Excerpts from a figure dataset
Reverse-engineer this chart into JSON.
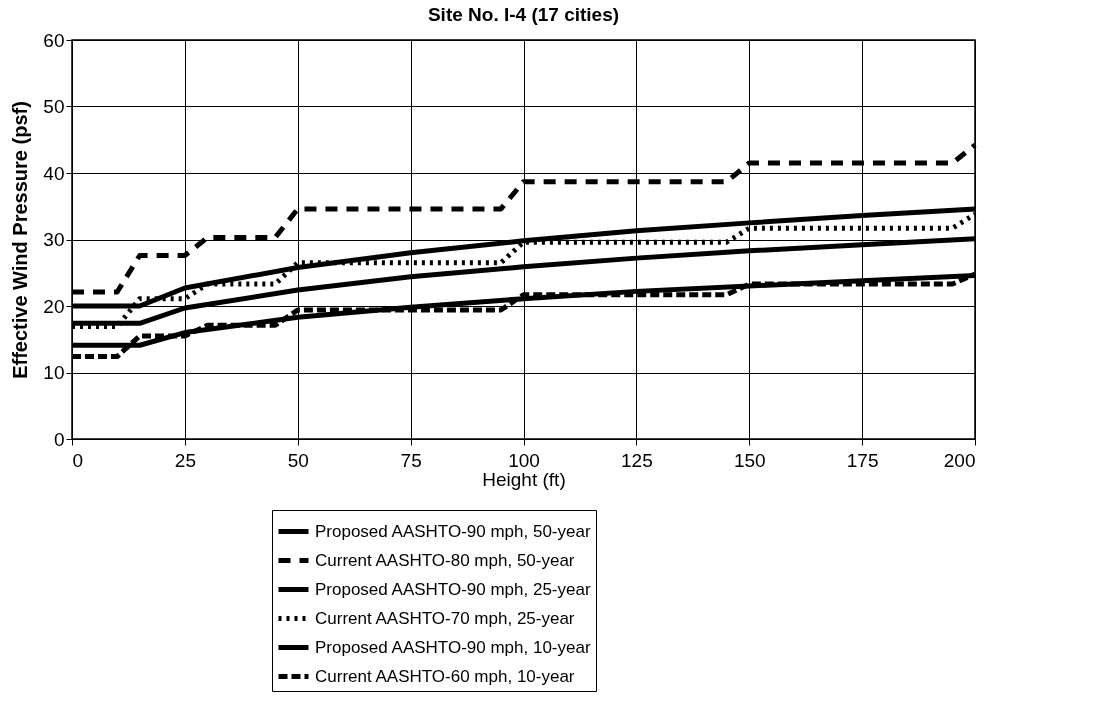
{
  "chart_data": {
    "type": "line",
    "title": "Site No. I-4 (17 cities)",
    "xlabel": "Height (ft)",
    "ylabel": "Effective Wind Pressure (psf)",
    "xlim": [
      0,
      200
    ],
    "xticks": [
      0,
      25,
      50,
      75,
      100,
      125,
      150,
      175,
      200
    ],
    "ylim": [
      0,
      60
    ],
    "yticks": [
      0,
      10,
      20,
      30,
      40,
      50,
      60
    ],
    "grid": true,
    "legend": "bottom",
    "marker": "none",
    "series": [
      {
        "name": "Proposed AASHTO-90 mph, 50-year",
        "color": "#000000",
        "line_style": "solid",
        "x": [
          0,
          15,
          25,
          50,
          75,
          100,
          125,
          150,
          175,
          200
        ],
        "values": [
          20,
          20,
          22.7,
          25.8,
          28.0,
          29.8,
          31.3,
          32.5,
          33.6,
          34.6
        ]
      },
      {
        "name": "Current AASHTO-80 mph, 50-year",
        "color": "#000000",
        "line_style": "dashed",
        "x": [
          0,
          10,
          15,
          25,
          30,
          45,
          50,
          95,
          100,
          145,
          150,
          195,
          200
        ],
        "values": [
          22.1,
          22.1,
          27.6,
          27.6,
          30.3,
          30.3,
          34.6,
          34.6,
          38.7,
          38.7,
          41.5,
          41.5,
          44.2
        ]
      },
      {
        "name": "Proposed AASHTO-90 mph, 25-year",
        "color": "#000000",
        "line_style": "solid",
        "x": [
          0,
          15,
          25,
          50,
          75,
          100,
          125,
          150,
          175,
          200
        ],
        "values": [
          17.4,
          17.4,
          19.7,
          22.4,
          24.4,
          25.9,
          27.2,
          28.3,
          29.2,
          30.1
        ]
      },
      {
        "name": "Current AASHTO-70 mph, 25-year",
        "color": "#000000",
        "line_style": "dotted",
        "x": [
          0,
          10,
          15,
          25,
          30,
          45,
          50,
          95,
          100,
          145,
          150,
          195,
          200
        ],
        "values": [
          16.9,
          16.9,
          21.1,
          21.1,
          23.3,
          23.3,
          26.5,
          26.5,
          29.6,
          29.6,
          31.7,
          31.7,
          33.8
        ]
      },
      {
        "name": "Proposed AASHTO-90 mph, 10-year",
        "color": "#000000",
        "line_style": "solid",
        "x": [
          0,
          15,
          25,
          50,
          75,
          100,
          125,
          150,
          175,
          200
        ],
        "values": [
          14.1,
          14.1,
          16.0,
          18.3,
          19.8,
          21.1,
          22.2,
          23.0,
          23.8,
          24.6
        ]
      },
      {
        "name": "Current AASHTO-60 mph, 10-year",
        "color": "#000000",
        "line_style": "dashed",
        "x": [
          0,
          10,
          15,
          25,
          30,
          45,
          50,
          95,
          100,
          145,
          150,
          195,
          200
        ],
        "values": [
          12.4,
          12.4,
          15.5,
          15.5,
          17.1,
          17.1,
          19.4,
          19.4,
          21.7,
          21.7,
          23.3,
          23.3,
          24.8
        ]
      }
    ]
  }
}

_BRIEF_
Print all of the entries word for word. Skip any images they contain.

_EXPECTED OUTPUT_
Reverse-engineer this chart into JSON.
{
  "chart_data": {
    "type": "line",
    "title": "Site No. I-4 (17 cities)",
    "xlabel": "Height (ft)",
    "ylabel": "Effective Wind Pressure (psf)",
    "xlim": [
      0,
      200
    ],
    "xticks": [
      0,
      25,
      50,
      75,
      100,
      125,
      150,
      175,
      200
    ],
    "ylim": [
      0,
      60
    ],
    "yticks": [
      0,
      10,
      20,
      30,
      40,
      50,
      60
    ],
    "grid": true,
    "legend": "bottom",
    "marker": "none",
    "series": [
      {
        "name": "Proposed AASHTO-90 mph, 50-year",
        "color": "#000000",
        "line_style": "solid",
        "x": [
          0,
          15,
          25,
          50,
          75,
          100,
          125,
          150,
          175,
          200
        ],
        "values": [
          20,
          20,
          22.7,
          25.8,
          28.0,
          29.8,
          31.3,
          32.5,
          33.6,
          34.6
        ]
      },
      {
        "name": "Current AASHTO-80 mph, 50-year",
        "color": "#000000",
        "line_style": "dashed",
        "x": [
          0,
          10,
          15,
          25,
          30,
          45,
          50,
          95,
          100,
          145,
          150,
          195,
          200
        ],
        "values": [
          22.1,
          22.1,
          27.6,
          27.6,
          30.3,
          30.3,
          34.6,
          34.6,
          38.7,
          38.7,
          41.5,
          41.5,
          44.2
        ]
      },
      {
        "name": "Proposed AASHTO-90 mph, 25-year",
        "color": "#000000",
        "line_style": "solid",
        "x": [
          0,
          15,
          25,
          50,
          75,
          100,
          125,
          150,
          175,
          200
        ],
        "values": [
          17.4,
          17.4,
          19.7,
          22.4,
          24.4,
          25.9,
          27.2,
          28.3,
          29.2,
          30.1
        ]
      },
      {
        "name": "Current AASHTO-70 mph, 25-year",
        "color": "#000000",
        "line_style": "dotted",
        "x": [
          0,
          10,
          15,
          25,
          30,
          45,
          50,
          95,
          100,
          145,
          150,
          195,
          200
        ],
        "values": [
          16.9,
          16.9,
          21.1,
          21.1,
          23.3,
          23.3,
          26.5,
          26.5,
          29.6,
          29.6,
          31.7,
          31.7,
          33.8
        ]
      },
      {
        "name": "Proposed AASHTO-90 mph, 10-year",
        "color": "#000000",
        "line_style": "solid",
        "x": [
          0,
          15,
          25,
          50,
          75,
          100,
          125,
          150,
          175,
          200
        ],
        "values": [
          14.1,
          14.1,
          16.0,
          18.3,
          19.8,
          21.1,
          22.2,
          23.0,
          23.8,
          24.6
        ]
      },
      {
        "name": "Current AASHTO-60 mph, 10-year",
        "color": "#000000",
        "line_style": "dashed",
        "x": [
          0,
          10,
          15,
          25,
          30,
          45,
          50,
          95,
          100,
          145,
          150,
          195,
          200
        ],
        "values": [
          12.4,
          12.4,
          15.5,
          15.5,
          17.1,
          17.1,
          19.4,
          19.4,
          21.7,
          21.7,
          23.3,
          23.3,
          24.8
        ]
      }
    ]
  }
}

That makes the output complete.